Each record must be reproduced exactly as it is shown.

**DATA FOR THE TASK:**

====

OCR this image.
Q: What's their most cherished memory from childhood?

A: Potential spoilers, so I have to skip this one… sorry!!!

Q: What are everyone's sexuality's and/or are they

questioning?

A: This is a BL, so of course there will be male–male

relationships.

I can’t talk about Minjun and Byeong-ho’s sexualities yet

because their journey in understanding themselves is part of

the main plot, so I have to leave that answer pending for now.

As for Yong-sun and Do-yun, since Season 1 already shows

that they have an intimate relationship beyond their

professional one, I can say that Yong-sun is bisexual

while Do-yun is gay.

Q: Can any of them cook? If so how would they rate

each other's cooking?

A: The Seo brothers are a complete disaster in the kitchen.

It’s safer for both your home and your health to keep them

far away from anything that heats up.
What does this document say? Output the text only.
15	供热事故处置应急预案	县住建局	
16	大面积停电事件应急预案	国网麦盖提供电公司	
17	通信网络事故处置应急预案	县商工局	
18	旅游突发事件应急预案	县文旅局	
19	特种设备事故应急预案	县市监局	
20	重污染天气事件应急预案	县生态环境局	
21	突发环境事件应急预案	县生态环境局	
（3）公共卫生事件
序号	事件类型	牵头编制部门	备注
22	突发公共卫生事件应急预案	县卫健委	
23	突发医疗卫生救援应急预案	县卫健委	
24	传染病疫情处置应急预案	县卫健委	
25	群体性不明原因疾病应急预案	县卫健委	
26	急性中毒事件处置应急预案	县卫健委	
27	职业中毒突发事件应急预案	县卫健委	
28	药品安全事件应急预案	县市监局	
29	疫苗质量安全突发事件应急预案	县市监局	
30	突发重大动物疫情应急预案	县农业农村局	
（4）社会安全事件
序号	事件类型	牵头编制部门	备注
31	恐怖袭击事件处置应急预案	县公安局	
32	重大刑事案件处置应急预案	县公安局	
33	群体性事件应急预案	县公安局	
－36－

====

**EXPECTED ANSWER:**
OCR this image.
Q: What's their most cherished memory from childhood?

A: Potential spoilers, so I have to skip this one… sorry!!!

Q: What are everyone's sexuality's and/or are they

questioning?

A: This is a BL, so of course there will be male–male

relationships.

I can’t talk about Minjun and Byeong-ho’s sexualities yet

because their journey in understanding themselves is part of

the main plot, so I have to leave that answer pending for now.

As for Yong-sun and Do-yun, since Season 1 already shows

that they have an intimate relationship beyond their

professional one, I can say that Yong-sun is bisexual

while Do-yun is gay.

Q: Can any of them cook? If so how would they rate

each other's cooking?

A: The Seo brothers are a complete disaster in the kitchen.

It’s safer for both your home and your health to keep them

far away from anything that heats up.
What does this document say? Output the text only.
15	供热事故处置应急预案	县住建局	
16	大面积停电事件应急预案	国网麦盖提供电公司	
17	通信网络事故处置应急预案	县商工局	
18	旅游突发事件应急预案	县文旅局	
19	特种设备事故应急预案	县市监局	
20	重污染天气事件应急预案	县生态环境局	
21	突发环境事件应急预案	县生态环境局	
（3）公共卫生事件
序号	事件类型	牵头编制部门	备注
22	突发公共卫生事件应急预案	县卫健委	
23	突发医疗卫生救援应急预案	县卫健委	
24	传染病疫情处置应急预案	县卫健委	
25	群体性不明原因疾病应急预案	县卫健委	
26	急性中毒事件处置应急预案	县卫健委	
27	职业中毒突发事件应急预案	县卫健委	
28	药品安全事件应急预案	县市监局	
29	疫苗质量安全突发事件应急预案	县市监局	
30	突发重大动物疫情应急预案	县农业农村局	
（4）社会安全事件
序号	事件类型	牵头编制部门	备注
31	恐怖袭击事件处置应急预案	县公安局	
32	重大刑事案件处置应急预案	县公安局	
33	群体性事件应急预案	县公安局	
－36－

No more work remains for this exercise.